======== DATA TO USE ========
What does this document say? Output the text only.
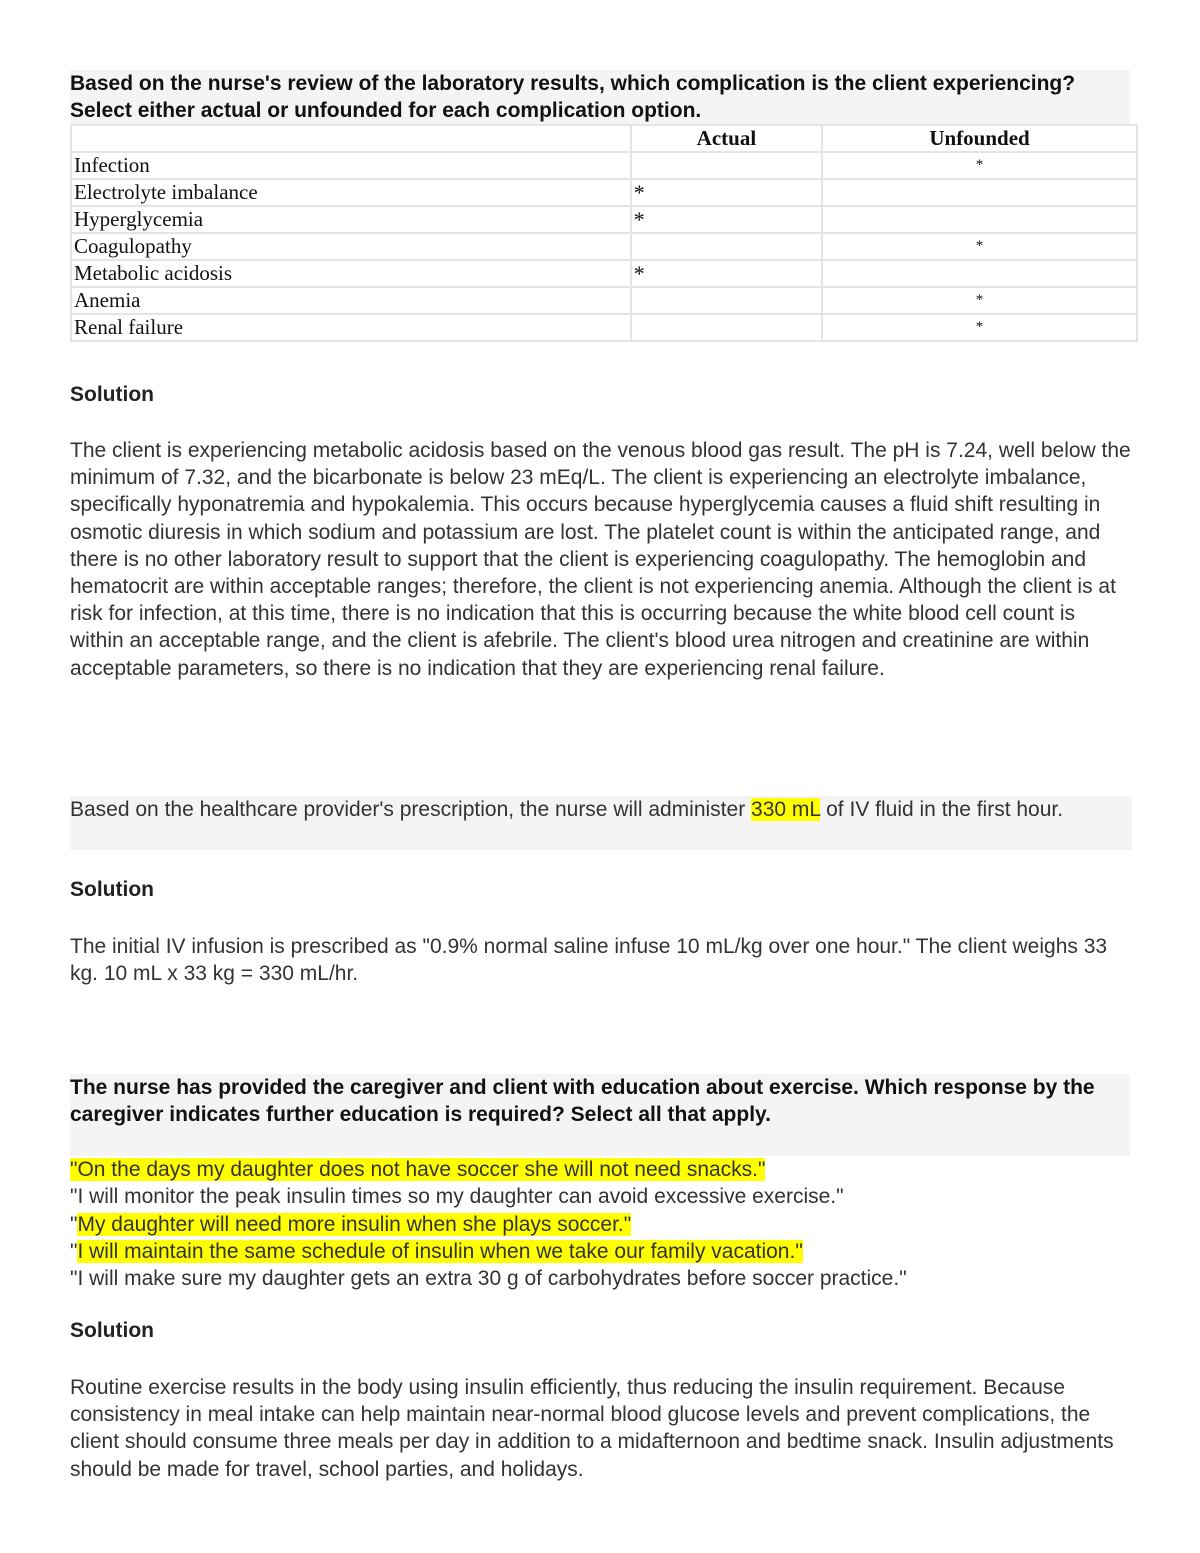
Based on the nurse's review of the laboratory results, which complication is the client experiencing? Select either actual or unfounded for each complication option.
	Actual	Unfounded
Infection		*
Electrolyte imbalance	*	
Hyperglycemia	*	
Coagulopathy		*
Metabolic acidosis	*	
Anemia		*
Renal failure		*
Solution
The client is experiencing metabolic acidosis based on the venous blood gas result. The pH is 7.24, well below the minimum of 7.32, and the bicarbonate is below 23 mEq/L. The client is experiencing an electrolyte imbalance, specifically hyponatremia and hypokalemia. This occurs because hyperglycemia causes a fluid shift resulting in osmotic diuresis in which sodium and potassium are lost. The platelet count is within the anticipated range, and there is no other laboratory result to support that the client is experiencing coagulopathy. The hemoglobin and hematocrit are within acceptable ranges; therefore, the client is not experiencing anemia. Although the client is at risk for infection, at this time, there is no indication that this is occurring because the white blood cell count is within an acceptable range, and the client is afebrile. The client's blood urea nitrogen and creatinine are within acceptable parameters, so there is no indication that they are experiencing renal failure.
Based on the healthcare provider's prescription, the nurse will administer 330 mL of IV fluid in the first hour.
Solution
The initial IV infusion is prescribed as "0.9% normal saline infuse 10 mL/kg over one hour." The client weighs 33 kg. 10 mL x 33 kg = 330 mL/hr.
The nurse has provided the caregiver and client with education about exercise. Which response by the caregiver indicates further education is required? Select all that apply.
"On the days my daughter does not have soccer she will not need snacks."
"I will monitor the peak insulin times so my daughter can avoid excessive exercise."
"My daughter will need more insulin when she plays soccer."
"I will maintain the same schedule of insulin when we take our family vacation."
"I will make sure my daughter gets an extra 30 g of carbohydrates before soccer practice."
Solution
Routine exercise results in the body using insulin efficiently, thus reducing the insulin requirement. Because consistency in meal intake can help maintain near-normal blood glucose levels and prevent complications, the client should consume three meals per day in addition to a midafternoon and bedtime snack. Insulin adjustments should be made for travel, school parties, and holidays.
========
[EXERCISE DETAILS]: Find all lines holding the string "when" and copy them.

[COMPLETE OUTPUT]:
"My daughter will need more insulin when she plays soccer."
"I will maintain the same schedule of insulin when we take our family vacation."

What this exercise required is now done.